**Task description**
Gather from the material every line that contains the string "this".

Data entries:

>> Start

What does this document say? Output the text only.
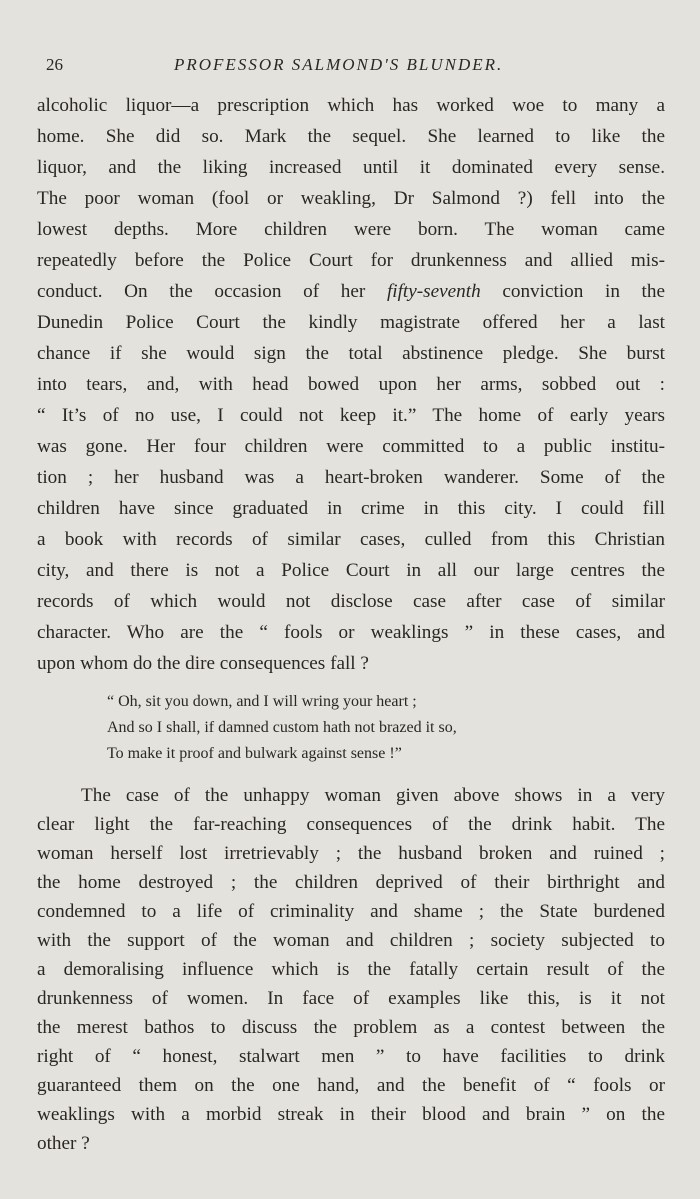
26	PROFESSOR SALMOND'S BLUNDER.

alcoholic liquor—a prescription which has worked woe to many a
home. She did so. Mark the sequel. She learned to like the
liquor, and the liking increased until it dominated every sense.
The poor woman (fool or weakling, Dr Salmond ?) fell into the
lowest depths. More children were born. The woman came
repeatedly before the Police Court for drunkenness and allied mis-
conduct. On the occasion of her fifty-seventh conviction in the
Dunedin Police Court the kindly magistrate offered her a last
chance if she would sign the total abstinence pledge. She burst
into tears, and, with head bowed upon her arms, sobbed out :
“ It’s of no use, I could not keep it.” The home of early years
was gone. Her four children were committed to a public institu-
tion ; her husband was a heart-broken wanderer. Some of the
children have since graduated in crime in this city. I could fill
a book with records of similar cases, culled from this Christian
city, and there is not a Police Court in all our large centres the
records of which would not disclose case after case of similar
character. Who are the “ fools or weaklings ” in these cases, and
upon whom do the dire consequences fall ?

“ Oh, sit you down, and I will wring your heart ;
And so I shall, if damned custom hath not brazed it so,
To make it proof and bulwark against sense !”

The case of the unhappy woman given above shows in a very
clear light the far-reaching consequences of the drink habit. The
woman herself lost irretrievably ; the husband broken and ruined ;
the home destroyed ; the children deprived of their birthright and
condemned to a life of criminality and shame ; the State burdened
with the support of the woman and children ; society subjected to
a demoralising influence which is the fatally certain result of the
drunkenness of women. In face of examples like this, is it not
the merest bathos to discuss the problem as a contest between the
right of “ honest, stalwart men ” to have facilities to drink
guaranteed them on the one hand, and the benefit of “ fools or
weaklings with a morbid streak in their blood and brain ” on the
other ?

>> End

**Full answer**
What does this document say? Output the text only.
children have since graduated in crime in this city. I could fill
a book with records of similar cases, culled from this Christian
drunkenness of women. In face of examples like this, is it not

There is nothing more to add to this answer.